PROBLEMS TO WORK ON:
(1) Answer these from the forum comments:
(a) How much RAM does the machine described in the comments have?
(b) What was Sierra called at the time of its birth?
(c) What is the name of the Atari 2600 emulator mentioned?
(2) According to the forum comments, what interface features can small GUI apps in Windows include? List all of them.

READING TEXT:
--- BEGIN ---
I also made some attempts on vcs2600 programming some years ago. It could not be any more different from your daily C/php/... hacking. Think of microcontroller programming with even more demanding timing.
The machine has 128bytes (yes, bytes) of ram and 4-6kb of ROM. No video ram, everything is generated on the fly. The CPU does not support interrupts, all the timing is done by active waiting.
It also has an accurate history of the early days of the MIT AI Lab (where Stallman and others started out), and the early days of BASIC.
It has several chapters about the birth of Sierra (then called On-Line Systems, IIRC). Great stuff, and should be required reading for anyone interested in the early days of computing. Truly great book.
I've already moderated some posts here, so I have to post as AC from another machine (or else my moderations are removed)
I've been coding some stuff on the Atari and it's an extremly cool machine.
You can actually build one yourself, if you have a little knowledge in electronics.
Most of my coding is done in the Atari 2600 emulator called "Stella":
http://freshmeat.net/projects/stella/
Worth a try if you love the 6502 and minimalism
While it's true that HALs require space they are dynamically linked in both Linux and Windows. So there goes that theory.
In fact you can write GUI apps in Windows with menus, dialog, buttons that are smaller than a couple dozen KB.
A lot of bloat comes from huge MFC/C++/etc libraries that get linked in [all or nothing] and serve merely as another languages wrapper around a C API.
I recall from the Borland days [my first C compiler for Windows] a simple OWL based hello world application was 80KB lines of code [though it did count headers], was a few hundred KB in size, etc...
--- END ---
DATA:
--- BEGIN ---
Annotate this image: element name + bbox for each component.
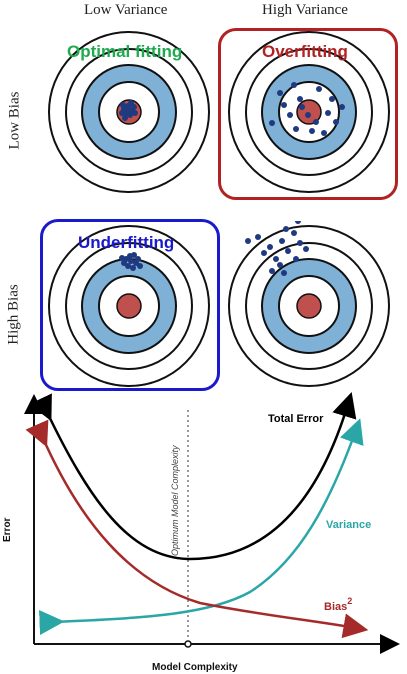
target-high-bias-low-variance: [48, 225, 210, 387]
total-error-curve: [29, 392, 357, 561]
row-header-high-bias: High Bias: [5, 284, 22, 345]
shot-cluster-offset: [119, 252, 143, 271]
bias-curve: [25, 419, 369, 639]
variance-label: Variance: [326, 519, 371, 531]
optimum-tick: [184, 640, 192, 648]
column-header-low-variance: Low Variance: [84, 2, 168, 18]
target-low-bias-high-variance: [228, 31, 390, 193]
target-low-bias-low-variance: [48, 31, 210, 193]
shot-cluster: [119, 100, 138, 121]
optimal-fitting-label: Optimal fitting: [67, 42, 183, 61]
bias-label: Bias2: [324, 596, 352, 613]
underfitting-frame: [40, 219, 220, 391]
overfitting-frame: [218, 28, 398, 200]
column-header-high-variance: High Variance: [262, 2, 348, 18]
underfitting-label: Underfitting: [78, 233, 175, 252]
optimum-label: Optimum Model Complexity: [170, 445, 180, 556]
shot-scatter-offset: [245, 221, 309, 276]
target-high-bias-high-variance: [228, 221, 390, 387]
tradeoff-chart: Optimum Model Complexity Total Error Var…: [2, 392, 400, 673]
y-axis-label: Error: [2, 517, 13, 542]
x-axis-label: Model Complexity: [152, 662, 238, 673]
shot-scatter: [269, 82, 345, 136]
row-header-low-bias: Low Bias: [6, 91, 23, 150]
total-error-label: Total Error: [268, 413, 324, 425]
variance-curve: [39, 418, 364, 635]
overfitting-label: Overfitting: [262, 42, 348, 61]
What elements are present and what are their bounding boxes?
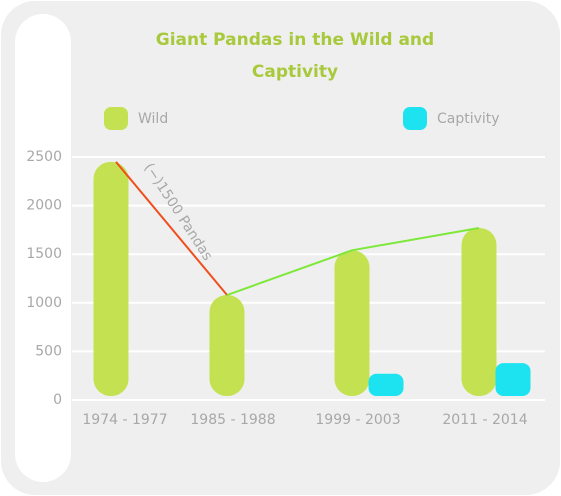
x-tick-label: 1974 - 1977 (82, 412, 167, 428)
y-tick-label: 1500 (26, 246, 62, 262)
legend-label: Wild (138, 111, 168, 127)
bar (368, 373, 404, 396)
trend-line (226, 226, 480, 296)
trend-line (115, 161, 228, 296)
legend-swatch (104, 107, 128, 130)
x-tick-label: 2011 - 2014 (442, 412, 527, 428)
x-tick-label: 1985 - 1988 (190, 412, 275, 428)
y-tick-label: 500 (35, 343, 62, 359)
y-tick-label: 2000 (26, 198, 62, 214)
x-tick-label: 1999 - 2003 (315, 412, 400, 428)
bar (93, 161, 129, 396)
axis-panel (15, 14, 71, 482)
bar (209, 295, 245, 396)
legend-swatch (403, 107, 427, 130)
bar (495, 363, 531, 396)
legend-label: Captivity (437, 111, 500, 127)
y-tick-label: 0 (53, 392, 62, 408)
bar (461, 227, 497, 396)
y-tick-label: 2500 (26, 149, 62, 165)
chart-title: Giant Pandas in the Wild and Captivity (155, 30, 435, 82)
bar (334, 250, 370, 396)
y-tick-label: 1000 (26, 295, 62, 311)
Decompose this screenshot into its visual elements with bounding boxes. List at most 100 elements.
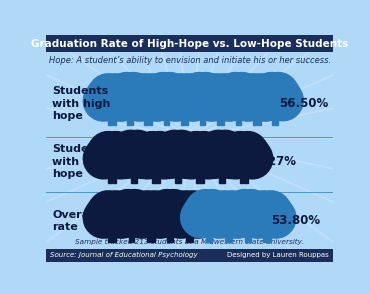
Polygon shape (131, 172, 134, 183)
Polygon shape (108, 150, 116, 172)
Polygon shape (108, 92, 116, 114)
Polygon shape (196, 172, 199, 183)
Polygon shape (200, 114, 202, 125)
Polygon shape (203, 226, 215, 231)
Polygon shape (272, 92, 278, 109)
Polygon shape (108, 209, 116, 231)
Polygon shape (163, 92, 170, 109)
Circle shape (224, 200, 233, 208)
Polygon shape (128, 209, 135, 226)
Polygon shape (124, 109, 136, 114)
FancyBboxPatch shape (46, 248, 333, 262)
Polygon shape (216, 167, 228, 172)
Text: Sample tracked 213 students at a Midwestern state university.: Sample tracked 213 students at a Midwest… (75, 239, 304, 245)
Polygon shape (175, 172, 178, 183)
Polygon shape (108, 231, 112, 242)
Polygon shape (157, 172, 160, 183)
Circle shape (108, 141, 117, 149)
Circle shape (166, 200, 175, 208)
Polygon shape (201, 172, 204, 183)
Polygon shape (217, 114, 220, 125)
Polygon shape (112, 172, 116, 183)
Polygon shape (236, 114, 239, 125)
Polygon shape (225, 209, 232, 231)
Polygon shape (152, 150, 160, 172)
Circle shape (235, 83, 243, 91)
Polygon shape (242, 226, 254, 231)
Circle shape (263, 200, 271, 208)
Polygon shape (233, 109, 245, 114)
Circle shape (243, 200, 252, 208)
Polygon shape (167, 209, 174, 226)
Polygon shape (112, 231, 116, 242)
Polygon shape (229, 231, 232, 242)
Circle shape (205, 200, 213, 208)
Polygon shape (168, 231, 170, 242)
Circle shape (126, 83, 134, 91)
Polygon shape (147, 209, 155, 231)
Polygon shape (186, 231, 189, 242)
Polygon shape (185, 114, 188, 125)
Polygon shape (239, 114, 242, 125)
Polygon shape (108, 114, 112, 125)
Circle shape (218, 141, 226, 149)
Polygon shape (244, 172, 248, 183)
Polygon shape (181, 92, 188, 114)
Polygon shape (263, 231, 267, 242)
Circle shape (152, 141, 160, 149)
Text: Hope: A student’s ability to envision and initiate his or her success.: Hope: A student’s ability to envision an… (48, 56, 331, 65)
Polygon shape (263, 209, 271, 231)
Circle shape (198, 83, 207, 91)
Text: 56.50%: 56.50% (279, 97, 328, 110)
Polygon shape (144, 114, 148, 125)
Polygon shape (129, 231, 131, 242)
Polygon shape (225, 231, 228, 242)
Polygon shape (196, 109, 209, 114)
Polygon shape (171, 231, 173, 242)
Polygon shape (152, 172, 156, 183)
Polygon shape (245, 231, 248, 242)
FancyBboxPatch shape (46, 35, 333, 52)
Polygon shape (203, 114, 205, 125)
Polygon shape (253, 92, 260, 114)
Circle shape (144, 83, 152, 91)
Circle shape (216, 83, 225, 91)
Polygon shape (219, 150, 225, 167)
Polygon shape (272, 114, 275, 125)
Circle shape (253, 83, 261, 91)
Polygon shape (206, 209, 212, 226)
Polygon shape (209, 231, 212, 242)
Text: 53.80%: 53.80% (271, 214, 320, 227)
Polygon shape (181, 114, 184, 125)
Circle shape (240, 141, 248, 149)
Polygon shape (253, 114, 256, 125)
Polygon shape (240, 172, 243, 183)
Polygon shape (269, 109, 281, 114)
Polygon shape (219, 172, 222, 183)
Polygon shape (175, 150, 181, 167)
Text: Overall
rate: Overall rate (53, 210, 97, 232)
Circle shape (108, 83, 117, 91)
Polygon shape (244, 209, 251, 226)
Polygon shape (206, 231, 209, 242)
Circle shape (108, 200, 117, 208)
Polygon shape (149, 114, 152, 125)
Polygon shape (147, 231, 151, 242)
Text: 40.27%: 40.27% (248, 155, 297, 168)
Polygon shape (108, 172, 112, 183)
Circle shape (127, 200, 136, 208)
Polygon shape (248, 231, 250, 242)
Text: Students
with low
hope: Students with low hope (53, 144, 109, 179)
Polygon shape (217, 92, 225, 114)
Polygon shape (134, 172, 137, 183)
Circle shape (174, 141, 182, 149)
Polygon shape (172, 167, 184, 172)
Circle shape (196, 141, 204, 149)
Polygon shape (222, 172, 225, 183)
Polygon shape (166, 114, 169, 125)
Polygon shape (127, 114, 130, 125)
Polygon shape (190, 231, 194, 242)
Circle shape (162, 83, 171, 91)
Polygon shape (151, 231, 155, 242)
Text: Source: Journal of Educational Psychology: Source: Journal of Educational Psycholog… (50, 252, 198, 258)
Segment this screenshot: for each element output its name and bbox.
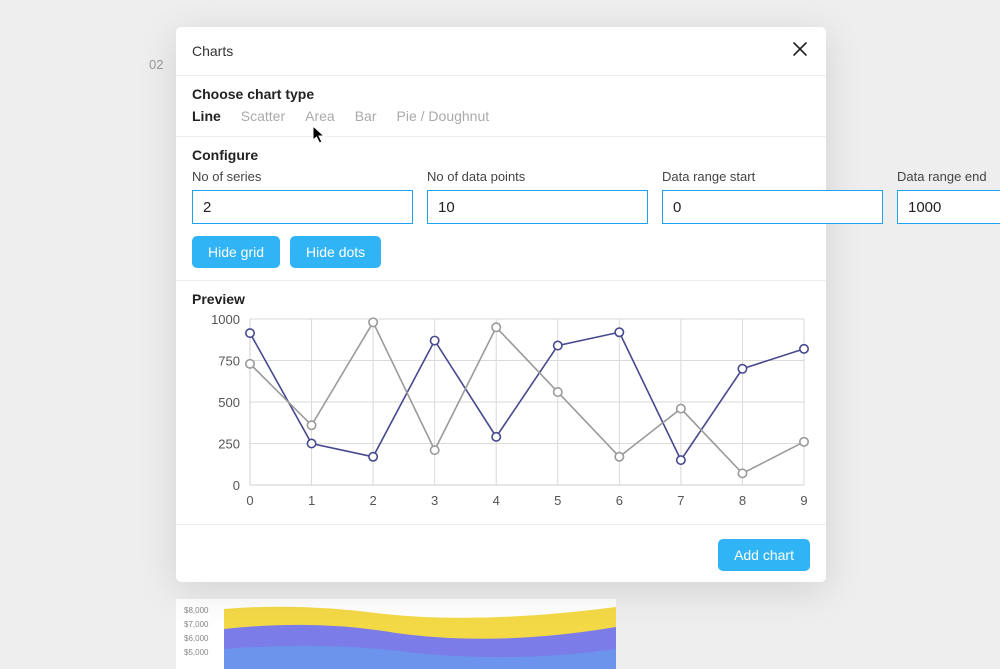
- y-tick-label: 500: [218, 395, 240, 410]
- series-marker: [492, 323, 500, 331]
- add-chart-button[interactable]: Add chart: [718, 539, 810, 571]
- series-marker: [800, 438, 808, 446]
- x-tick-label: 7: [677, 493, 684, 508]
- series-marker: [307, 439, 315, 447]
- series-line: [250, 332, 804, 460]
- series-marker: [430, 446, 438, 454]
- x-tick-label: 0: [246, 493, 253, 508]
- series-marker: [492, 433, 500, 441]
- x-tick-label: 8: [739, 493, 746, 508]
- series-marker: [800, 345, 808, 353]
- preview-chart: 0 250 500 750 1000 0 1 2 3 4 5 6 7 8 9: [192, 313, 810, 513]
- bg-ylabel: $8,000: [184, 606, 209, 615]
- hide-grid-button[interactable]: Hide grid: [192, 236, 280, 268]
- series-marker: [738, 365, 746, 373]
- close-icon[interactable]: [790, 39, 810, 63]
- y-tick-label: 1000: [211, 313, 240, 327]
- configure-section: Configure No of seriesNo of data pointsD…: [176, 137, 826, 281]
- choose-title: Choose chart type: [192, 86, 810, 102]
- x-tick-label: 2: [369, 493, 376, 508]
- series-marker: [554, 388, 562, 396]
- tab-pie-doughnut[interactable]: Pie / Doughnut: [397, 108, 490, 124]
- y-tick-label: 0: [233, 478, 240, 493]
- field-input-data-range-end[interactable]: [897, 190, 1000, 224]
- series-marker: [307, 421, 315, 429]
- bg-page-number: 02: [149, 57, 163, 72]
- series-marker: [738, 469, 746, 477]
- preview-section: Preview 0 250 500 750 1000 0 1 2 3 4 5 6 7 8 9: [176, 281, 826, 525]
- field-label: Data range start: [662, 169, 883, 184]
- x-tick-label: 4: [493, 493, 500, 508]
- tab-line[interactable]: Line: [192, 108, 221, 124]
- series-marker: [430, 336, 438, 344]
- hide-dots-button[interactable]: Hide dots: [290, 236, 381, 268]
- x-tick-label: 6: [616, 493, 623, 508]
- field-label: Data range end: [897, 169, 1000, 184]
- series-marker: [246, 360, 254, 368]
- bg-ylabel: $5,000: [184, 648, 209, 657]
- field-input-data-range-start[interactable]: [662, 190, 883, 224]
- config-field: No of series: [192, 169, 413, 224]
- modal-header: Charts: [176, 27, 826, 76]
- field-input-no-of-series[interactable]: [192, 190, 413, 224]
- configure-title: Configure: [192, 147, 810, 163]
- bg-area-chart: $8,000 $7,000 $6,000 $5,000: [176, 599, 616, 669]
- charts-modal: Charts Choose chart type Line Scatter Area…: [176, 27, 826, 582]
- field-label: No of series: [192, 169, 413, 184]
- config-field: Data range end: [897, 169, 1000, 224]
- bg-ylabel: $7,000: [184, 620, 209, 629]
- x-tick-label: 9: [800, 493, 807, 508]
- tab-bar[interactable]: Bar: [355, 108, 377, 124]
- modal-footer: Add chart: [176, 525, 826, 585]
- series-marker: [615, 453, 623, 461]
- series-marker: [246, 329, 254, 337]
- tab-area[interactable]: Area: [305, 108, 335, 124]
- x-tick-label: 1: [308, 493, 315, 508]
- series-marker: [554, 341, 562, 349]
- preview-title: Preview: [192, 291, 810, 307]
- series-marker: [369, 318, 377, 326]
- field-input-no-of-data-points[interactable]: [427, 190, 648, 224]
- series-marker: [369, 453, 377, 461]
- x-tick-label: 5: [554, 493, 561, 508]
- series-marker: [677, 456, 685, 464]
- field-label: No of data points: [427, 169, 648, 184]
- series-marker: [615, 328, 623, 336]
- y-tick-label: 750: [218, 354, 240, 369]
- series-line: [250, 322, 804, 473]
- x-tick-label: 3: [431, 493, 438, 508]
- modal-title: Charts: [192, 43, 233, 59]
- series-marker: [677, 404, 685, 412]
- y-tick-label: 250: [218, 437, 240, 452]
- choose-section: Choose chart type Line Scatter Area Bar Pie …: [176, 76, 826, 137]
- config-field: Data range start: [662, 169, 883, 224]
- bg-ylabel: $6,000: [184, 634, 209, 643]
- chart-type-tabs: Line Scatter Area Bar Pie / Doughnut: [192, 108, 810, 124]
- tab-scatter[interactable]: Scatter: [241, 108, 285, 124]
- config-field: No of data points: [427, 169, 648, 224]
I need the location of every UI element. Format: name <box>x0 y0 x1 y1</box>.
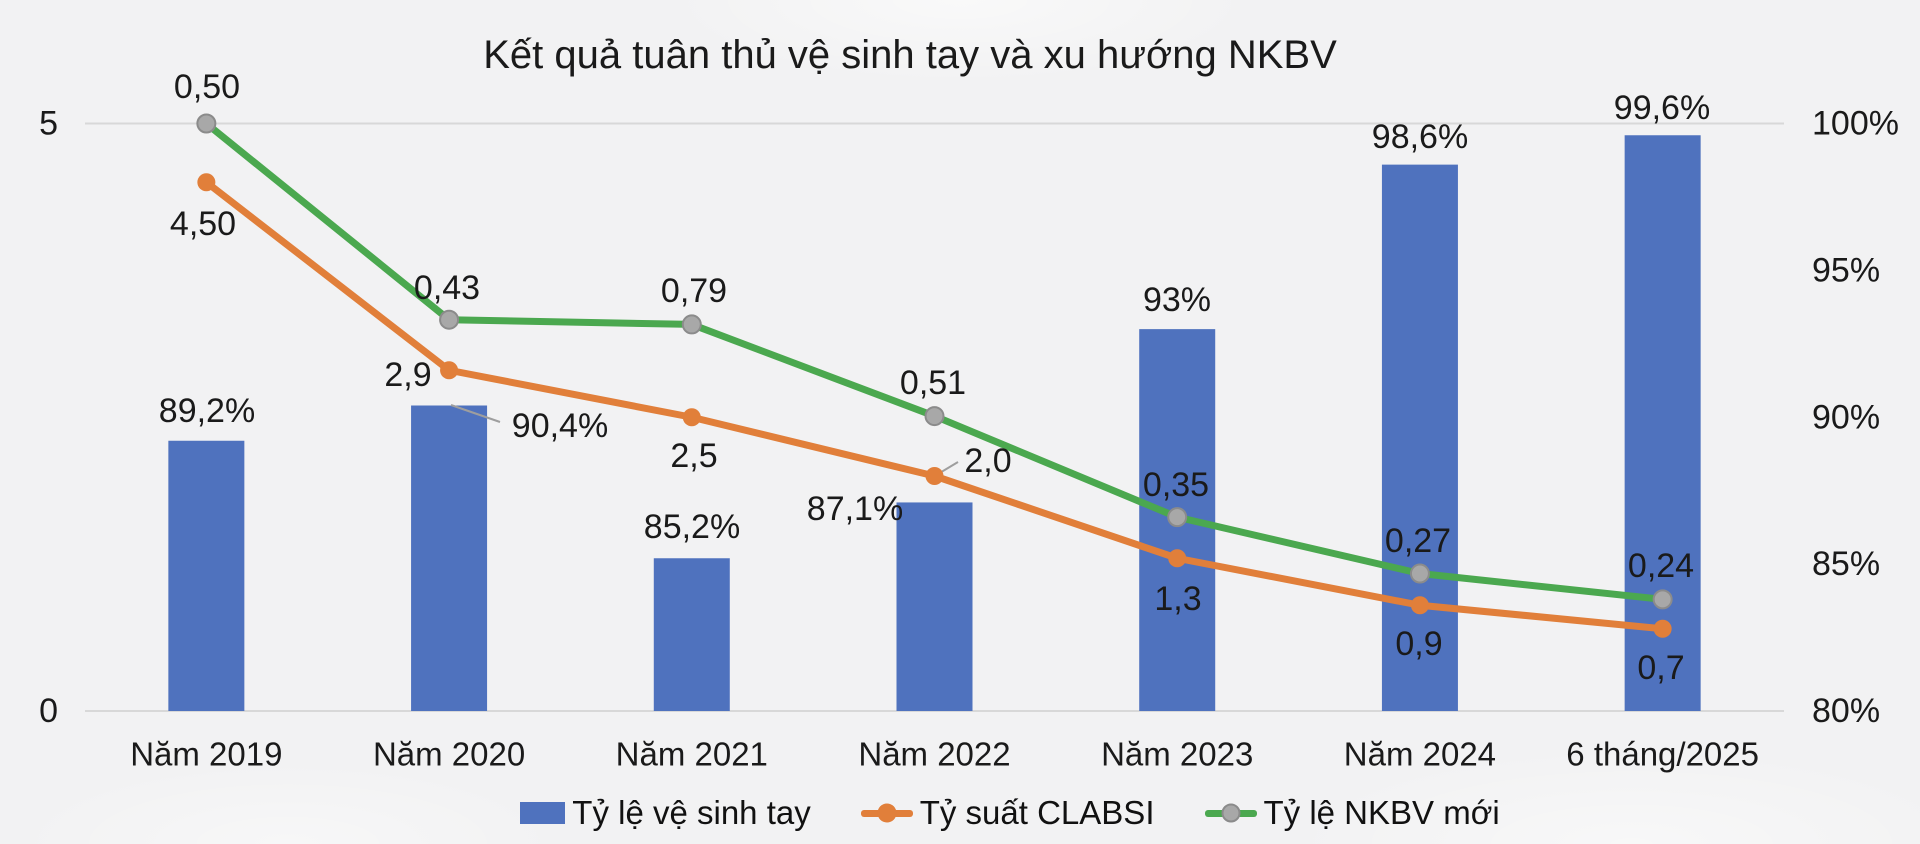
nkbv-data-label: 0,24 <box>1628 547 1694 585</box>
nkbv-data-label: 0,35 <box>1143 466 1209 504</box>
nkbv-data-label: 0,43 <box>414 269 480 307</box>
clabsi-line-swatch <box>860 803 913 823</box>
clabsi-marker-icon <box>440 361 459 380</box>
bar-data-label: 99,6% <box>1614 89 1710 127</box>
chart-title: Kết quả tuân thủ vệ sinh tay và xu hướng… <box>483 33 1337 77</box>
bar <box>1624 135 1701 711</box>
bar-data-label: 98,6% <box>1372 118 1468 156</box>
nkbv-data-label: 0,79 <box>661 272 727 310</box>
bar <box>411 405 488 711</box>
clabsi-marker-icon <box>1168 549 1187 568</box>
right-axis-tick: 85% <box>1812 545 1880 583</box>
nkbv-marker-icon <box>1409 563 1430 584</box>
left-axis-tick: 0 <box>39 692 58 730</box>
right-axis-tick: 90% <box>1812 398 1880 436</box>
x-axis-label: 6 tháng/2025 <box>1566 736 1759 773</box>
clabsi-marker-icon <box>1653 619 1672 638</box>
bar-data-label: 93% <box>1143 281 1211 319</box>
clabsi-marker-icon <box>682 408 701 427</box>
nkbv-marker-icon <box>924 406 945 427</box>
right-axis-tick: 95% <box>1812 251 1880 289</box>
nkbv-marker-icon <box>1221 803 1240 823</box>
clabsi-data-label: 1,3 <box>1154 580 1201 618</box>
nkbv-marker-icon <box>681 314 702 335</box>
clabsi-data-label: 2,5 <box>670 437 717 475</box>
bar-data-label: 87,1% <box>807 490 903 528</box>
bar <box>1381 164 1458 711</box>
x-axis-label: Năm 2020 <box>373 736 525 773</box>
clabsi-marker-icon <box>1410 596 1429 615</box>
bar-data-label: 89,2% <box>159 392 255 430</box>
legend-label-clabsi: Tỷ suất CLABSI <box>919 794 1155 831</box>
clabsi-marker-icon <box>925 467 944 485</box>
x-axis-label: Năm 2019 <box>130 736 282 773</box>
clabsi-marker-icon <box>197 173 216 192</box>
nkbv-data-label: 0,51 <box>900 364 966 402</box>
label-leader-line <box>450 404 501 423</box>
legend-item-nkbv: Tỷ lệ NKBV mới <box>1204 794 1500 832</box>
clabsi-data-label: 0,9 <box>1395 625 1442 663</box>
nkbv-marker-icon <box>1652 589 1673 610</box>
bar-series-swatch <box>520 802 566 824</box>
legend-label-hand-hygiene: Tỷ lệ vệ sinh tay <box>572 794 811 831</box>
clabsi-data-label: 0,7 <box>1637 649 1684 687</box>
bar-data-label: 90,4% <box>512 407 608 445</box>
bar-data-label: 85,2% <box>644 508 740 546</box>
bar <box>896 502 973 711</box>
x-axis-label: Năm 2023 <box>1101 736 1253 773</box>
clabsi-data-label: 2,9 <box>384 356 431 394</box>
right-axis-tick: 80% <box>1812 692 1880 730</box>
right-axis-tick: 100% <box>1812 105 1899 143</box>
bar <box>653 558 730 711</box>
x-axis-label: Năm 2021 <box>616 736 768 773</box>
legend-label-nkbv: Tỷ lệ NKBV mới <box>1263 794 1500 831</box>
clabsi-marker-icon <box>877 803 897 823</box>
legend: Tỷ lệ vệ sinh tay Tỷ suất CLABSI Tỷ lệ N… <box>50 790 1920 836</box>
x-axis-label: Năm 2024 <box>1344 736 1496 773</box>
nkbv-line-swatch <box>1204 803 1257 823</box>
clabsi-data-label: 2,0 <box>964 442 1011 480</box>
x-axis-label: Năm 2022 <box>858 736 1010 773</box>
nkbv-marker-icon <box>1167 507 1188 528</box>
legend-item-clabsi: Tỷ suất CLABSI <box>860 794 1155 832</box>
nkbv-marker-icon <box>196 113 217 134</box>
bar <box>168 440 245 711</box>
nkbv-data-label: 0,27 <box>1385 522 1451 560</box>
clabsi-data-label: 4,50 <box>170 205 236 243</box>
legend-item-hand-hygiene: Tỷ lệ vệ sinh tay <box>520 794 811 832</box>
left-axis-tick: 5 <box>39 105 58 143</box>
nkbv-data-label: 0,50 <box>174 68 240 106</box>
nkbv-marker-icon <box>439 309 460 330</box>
--- END ---
TASK-BY-TASK ANSWERS:
(1)
(a) 128 bytes
(b) On-Line Systems
(c) Stella

(2) menus, dialog, buttons